-- begin Provided material --

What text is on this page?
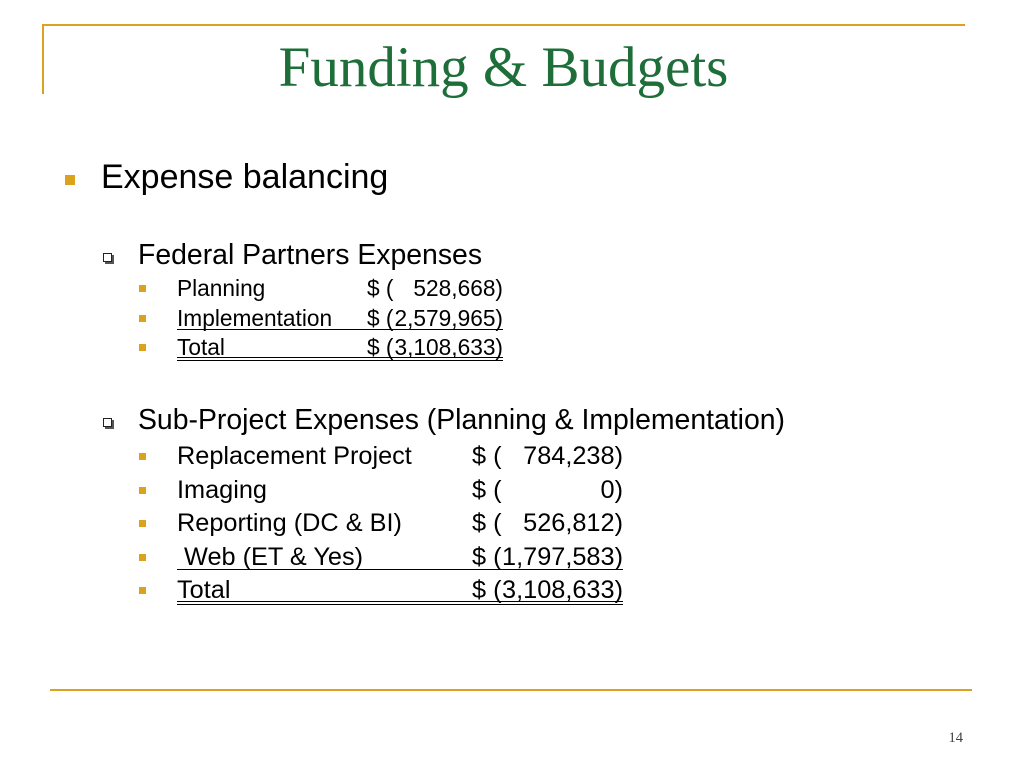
Funding & Budgets
Expense balancing
Federal Partners Expenses
Planning	$ ( 528,668)
Implementation	$ ( 2,579,965)
Total	$ ( 3,108,633)
Sub-Project Expenses (Planning & Implementation)
Replacement Project	$ ( 784,238)
Imaging	$ (	0)
Reporting (DC & BI)	$ ( 526,812)
Web (ET & Yes)	$ ( 1,797,583)
Total	$ ( 3,108,633)
14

-- end Provided material --

Exercise ▸ Copy the whole of the material above exactly, but not its images.

Solution below ▸
What text is on this page?
Funding & Budgets
Expense balancing
Federal Partners Expenses
Planning	$ ( 528,668)
Implementation	$ ( 2,579,965)
Total	$ ( 3,108,633)
Sub-Project Expenses (Planning & Implementation)
Replacement Project	$ ( 784,238)
Imaging	$ (	0)
Reporting (DC & BI)	$ ( 526,812)
Web (ET & Yes)	$ ( 1,797,583)
Total	$ ( 3,108,633)
14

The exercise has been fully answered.